**What is needed**
Pick out and copy every line below that has the word "pass".

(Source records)

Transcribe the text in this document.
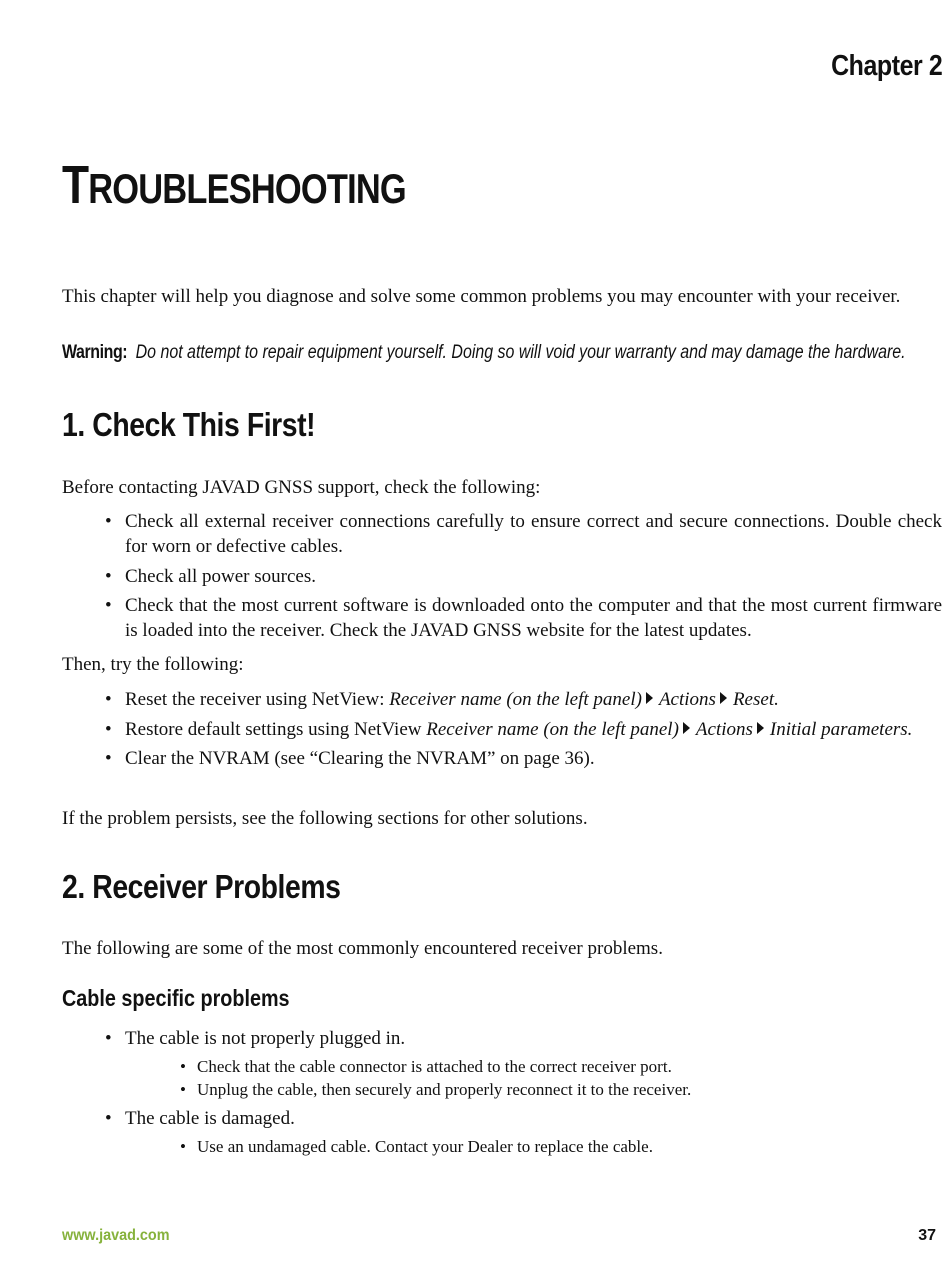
Chapter 2
TROUBLESHOOTING

This chapter will help you diagnose and solve some common problems you may encounter with your receiver.

Warning: Do not attempt to repair equipment yourself. Doing so will void your warranty and may damage the hardware.
1. Check This First!

Before contacting JAVAD GNSS support, check the following:

• Check all external receiver connections carefully to ensure correct and secure connections. Double check for worn or defective cables.
• Check all power sources.
• Check that the most current software is downloaded onto the computer and that the most current firmware is loaded into the receiver. Check the JAVAD GNSS website for the latest updates.

Then, try the following:

• Reset the receiver using NetView: Receiver name (on the left panel) Actions Reset.
• Restore default settings using NetView Receiver name (on the left panel) Actions Initial parameters.
• Clear the NVRAM (see “Clearing the NVRAM” on page 36).

If the problem persists, see the following sections for other solutions.

2. Receiver Problems

The following are some of the most commonly encountered receiver problems.

Cable specific problems
• The cable is not properly plugged in.
• Check that the cable connector is attached to the correct receiver port.
• Unplug the cable, then securely and properly reconnect it to the receiver.
• The cable is damaged.
• Use an undamaged cable. Contact your Dealer to replace the cable.
www.javad.com	37
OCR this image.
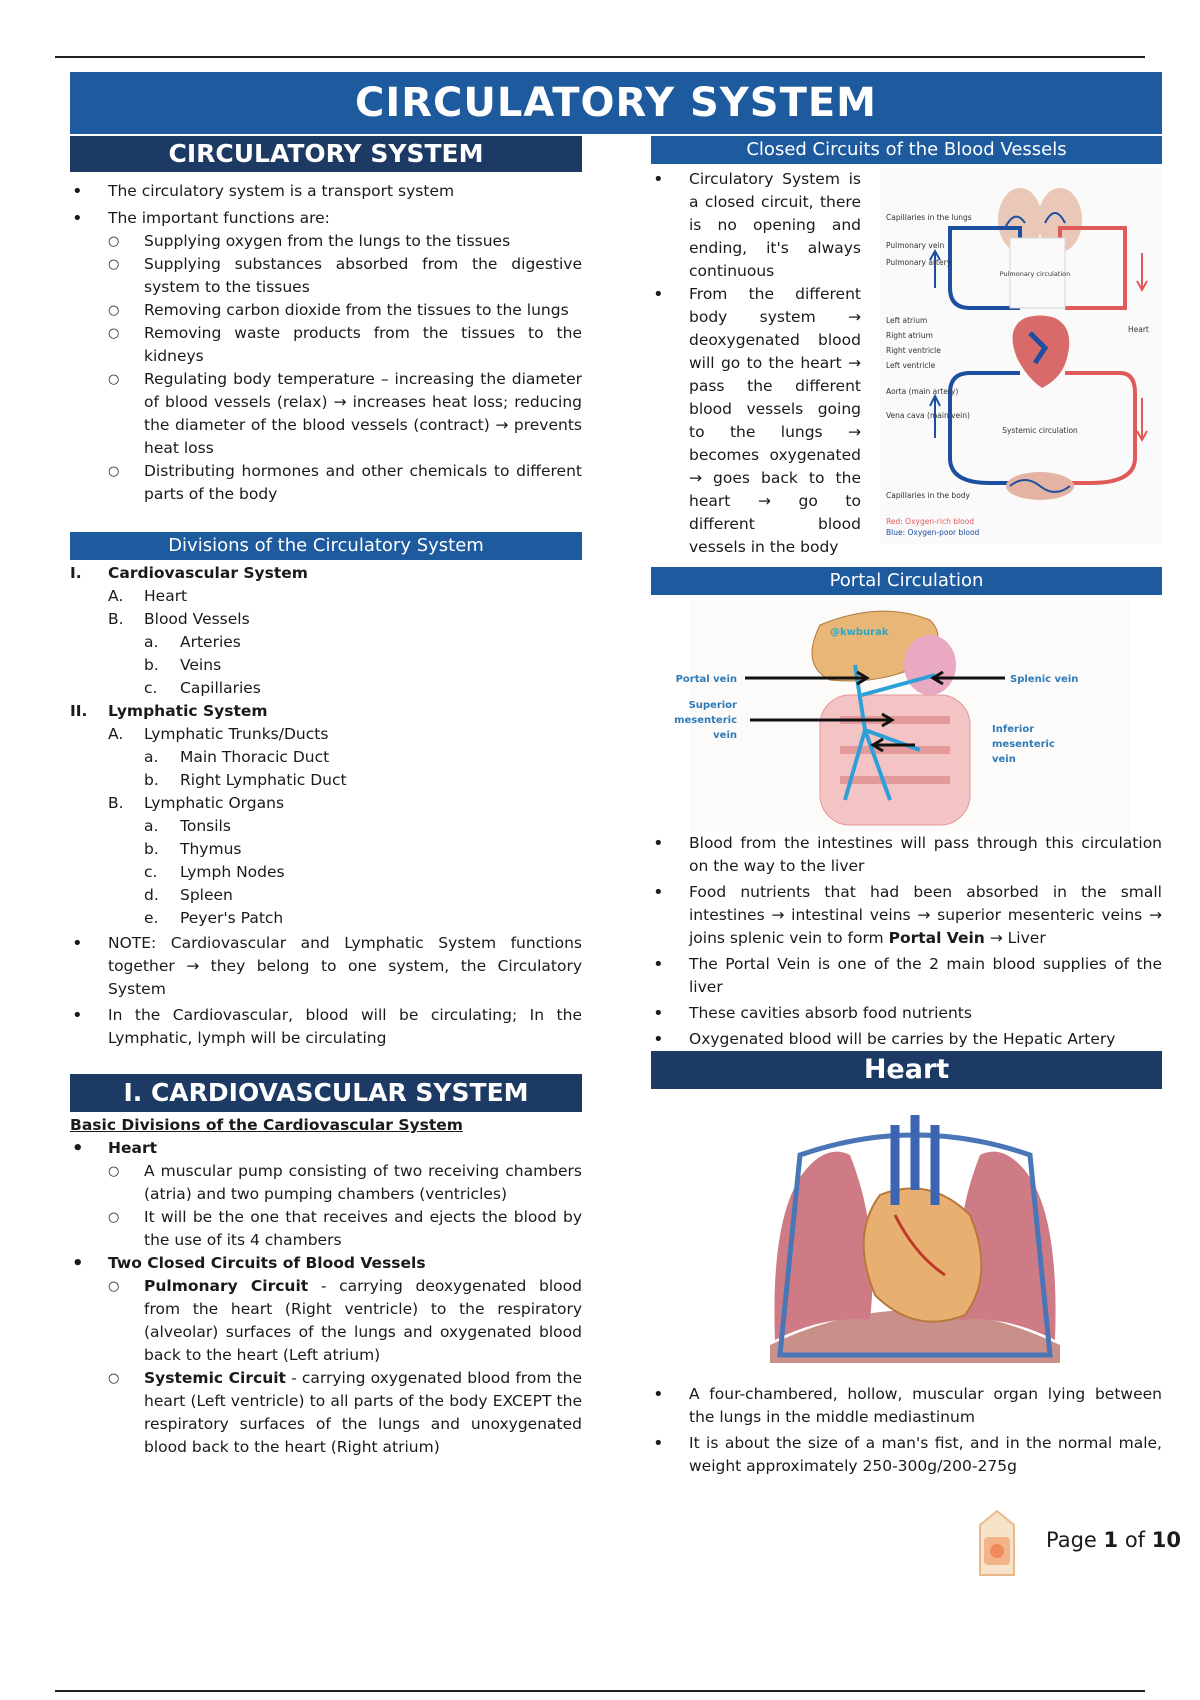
CIRCULATORY SYSTEM
CIRCULATORY SYSTEM
• The circulatory system is a transport system
• The important functions are:
○ Supplying oxygen from the lungs to the tissues
○ Supplying substances absorbed from the digestive system to the tissues
○ Removing carbon dioxide from the tissues to the lungs
○ Removing waste products from the tissues to the kidneys
○ Regulating body temperature – increasing the diameter of blood vessels (relax) → increases heat loss; reducing the diameter of the blood vessels (contract) → prevents heat loss
○ Distributing hormones and other chemicals to different parts of the body
Divisions of the Circulatory System
I. Cardiovascular System
A. Heart
B. Blood Vessels
a. Arteries
b. Veins
c. Capillaries
II. Lymphatic System
A. Lymphatic Trunks/Ducts
a. Main Thoracic Duct
b. Right Lymphatic Duct
B. Lymphatic Organs
a. Tonsils
b. Thymus
c. Lymph Nodes
d. Spleen
e. Peyer's Patch
• NOTE: Cardiovascular and Lymphatic System functions together → they belong to one system, the Circulatory System
• In the Cardiovascular, blood will be circulating; In the Lymphatic, lymph will be circulating
I. CARDIOVASCULAR SYSTEM
Basic Divisions of the Cardiovascular System
• Heart
○ A muscular pump consisting of two receiving chambers (atria) and two pumping chambers (ventricles)
○ It will be the one that receives and ejects the blood by the use of its 4 chambers
• Two Closed Circuits of Blood Vessels
○ Pulmonary Circuit - carrying deoxygenated blood from the heart (Right ventricle) to the respiratory (alveolar) surfaces of the lungs and oxygenated blood back to the heart (Left atrium)
○ Systemic Circuit - carrying oxygenated blood from the heart (Left ventricle) to all parts of the body EXCEPT the respiratory surfaces of the lungs and unoxygenated blood back to the heart (Right atrium)
Closed Circuits of the Blood Vessels
• Circulatory System is a closed circuit, there is no opening and ending, it's always continuous
• From the different body system → deoxygenated blood will go to the heart → pass the different blood vessels going to the lungs → becomes oxygenated → goes back to the heart → go to different blood vessels in the body
Capillaries in the lungs
Pulmonary vein
Pulmonary artery
Pulmonary circulation
Left atrium
Right atrium
Right ventricle
Left ventricle
Aorta (main artery)
Vena cava (main vein)
Heart
Systemic circulation
Capillaries in the body
Red: Oxygen-rich blood
Blue: Oxygen-poor blood
Portal Circulation
@kwburak
Portal vein
Superior
mesenteric
vein
Splenic vein
Inferior
mesenteric
vein
• Blood from the intestines will pass through this circulation on the way to the liver
• Food nutrients that had been absorbed in the small intestines → intestinal veins → superior mesenteric veins → joins splenic vein to form Portal Vein → Liver
• The Portal Vein is one of the 2 main blood supplies of the liver
• These cavities absorb food nutrients
• Oxygenated blood will be carries by the Hepatic Artery
Heart
• A four-chambered, hollow, muscular organ lying between the lungs in the middle mediastinum
• It is about the size of a man's fist, and in the normal male, weight approximately 250-300g/200-275g
Page 1 of 10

**Expected answer**
• From the different body system → deoxygenated blood will go to the heart → pass the different blood vessels going to the lungs → becomes oxygenated → goes back to the heart → go to different blood vessels in the body
• Blood from the intestines will pass through this circulation on the way to the liver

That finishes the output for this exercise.